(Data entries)
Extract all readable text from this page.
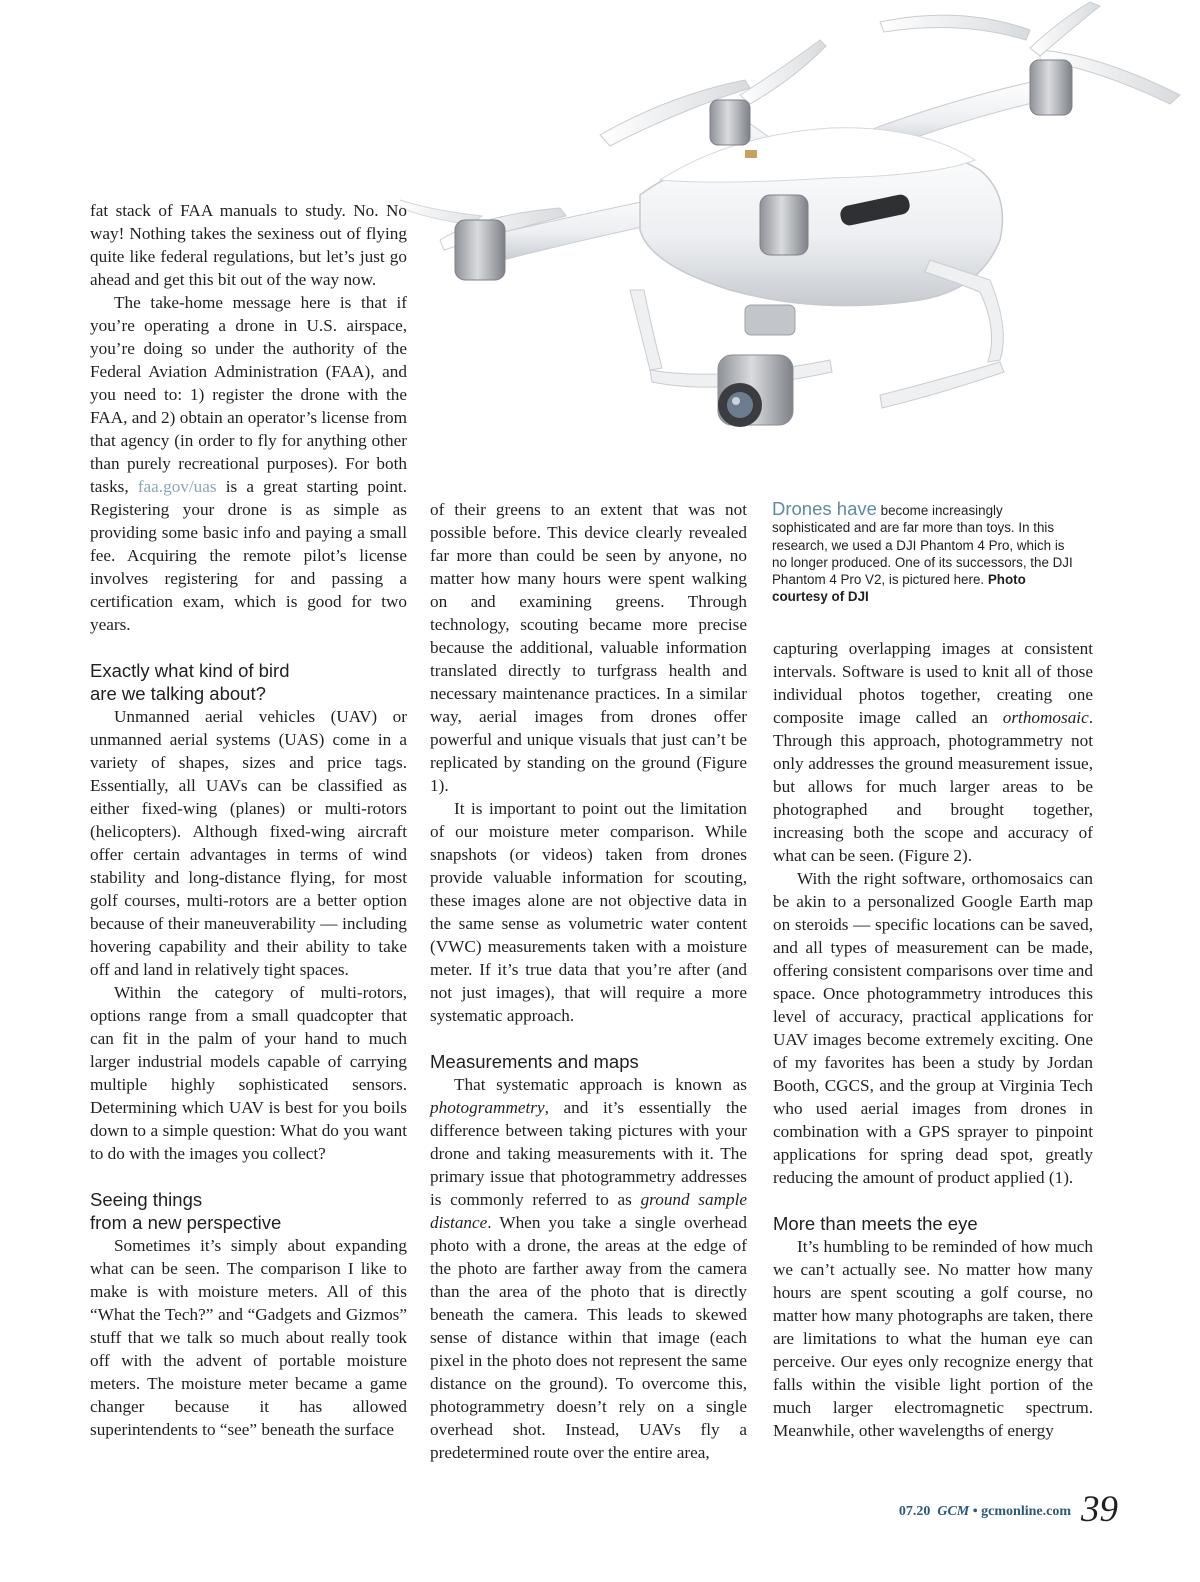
fat stack of FAA manuals to study. No. No way! Nothing takes the sexiness out of flying quite like federal regulations, but let’s just go ahead and get this bit out of the way now.

The take-home message here is that if you’re operating a drone in U.S. airspace, you’re doing so under the authority of the Federal Aviation Administration (FAA), and you need to: 1) register the drone with the FAA, and 2) obtain an operator’s license from that agency (in order to fly for anything other than purely recreational purposes). For both tasks, faa.gov/uas is a great starting point. Registering your drone is as simple as providing some basic info and paying a small fee. Acquiring the remote pilot’s license involves registering for and passing a certification exam, which is good for two years.

Exactly what kind of bird
are we talking about?

Unmanned aerial vehicles (UAV) or unmanned aerial systems (UAS) come in a variety of shapes, sizes and price tags. Essentially, all UAVs can be classified as either fixed-wing (planes) or multi-rotors (helicopters). Although fixed-wing aircraft offer certain advantages in terms of wind stability and long-distance flying, for most golf courses, multi-rotors are a better option because of their maneuverability — including hovering capability and their ability to take off and land in relatively tight spaces.

Within the category of multi-rotors, options range from a small quadcopter that can fit in the palm of your hand to much larger industrial models capable of carrying multiple highly sophisticated sensors. Determining which UAV is best for you boils down to a simple question: What do you want to do with the images you collect?

Seeing things
from a new perspective

Sometimes it’s simply about expanding what can be seen. The comparison I like to make is with moisture meters. All of this “What the Tech?” and “Gadgets and Gizmos” stuff that we talk so much about really took off with the advent of portable moisture meters. The moisture meter became a game changer because it has allowed superintendents to “see” beneath the surface

of their greens to an extent that was not possible before. This device clearly revealed far more than could be seen by anyone, no matter how many hours were spent walking on and examining greens. Through technology, scouting became more precise because the additional, valuable information translated directly to turfgrass health and necessary maintenance practices. In a similar way, aerial images from drones offer powerful and unique visuals that just can’t be replicated by standing on the ground (Figure 1).

It is important to point out the limitation of our moisture meter comparison. While snapshots (or videos) taken from drones provide valuable information for scouting, these images alone are not objective data in the same sense as volumetric water content (VWC) measurements taken with a moisture meter. If it’s true data that you’re after (and not just images), that will require a more systematic approach.

Measurements and maps

That systematic approach is known as photogrammetry, and it’s essentially the difference between taking pictures with your drone and taking measurements with it. The primary issue that photogrammetry addresses is commonly referred to as ground sample distance. When you take a single overhead photo with a drone, the areas at the edge of the photo are farther away from the camera than the area of the photo that is directly beneath the camera. This leads to skewed sense of distance within that image (each pixel in the photo does not represent the same distance on the ground). To overcome this, photogrammetry doesn’t rely on a single overhead shot. Instead, UAVs fly a predetermined route over the entire area,

Drones have become increasingly sophisticated and are far more than toys. In this research, we used a DJI Phantom 4 Pro, which is no longer produced. One of its successors, the DJI Phantom 4 Pro V2, is pictured here. Photo courtesy of DJI

capturing overlapping images at consistent intervals. Software is used to knit all of those individual photos together, creating one composite image called an orthomosaic. Through this approach, photogrammetry not only addresses the ground measurement issue, but allows for much larger areas to be photographed and brought together, increasing both the scope and accuracy of what can be seen. (Figure 2).

With the right software, orthomosaics can be akin to a personalized Google Earth map on steroids — specific locations can be saved, and all types of measurement can be made, offering consistent comparisons over time and space. Once photogrammetry introduces this level of accuracy, practical applications for UAV images become extremely exciting. One of my favorites has been a study by Jordan Booth, CGCS, and the group at Virginia Tech who used aerial images from drones in combination with a GPS sprayer to pinpoint applications for spring dead spot, greatly reducing the amount of product applied (1).

More than meets the eye

It’s humbling to be reminded of how much we can’t actually see. No matter how many hours are spent scouting a golf course, no matter how many photographs are taken, there are limitations to what the human eye can perceive. Our eyes only recognize energy that falls within the visible light portion of the much larger electromagnetic spectrum. Meanwhile, other wavelengths of energy

07.20 GCM • gcmonline.com 39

> [PROBLEM DETAILS]: Pick out the lines that contain "about" and copy them.

> [RESPONSE TO THIS EXERCISE]:
are we talking about?
Sometimes it’s simply about expanding what can be seen. The comparison I like to make is with moisture meters. All of this “What the Tech?” and “Gadgets and Gizmos” stuff that we talk so much about really took off with the advent of portable moisture meters. The moisture meter became a game changer because it has allowed superintendents to “see” beneath the surface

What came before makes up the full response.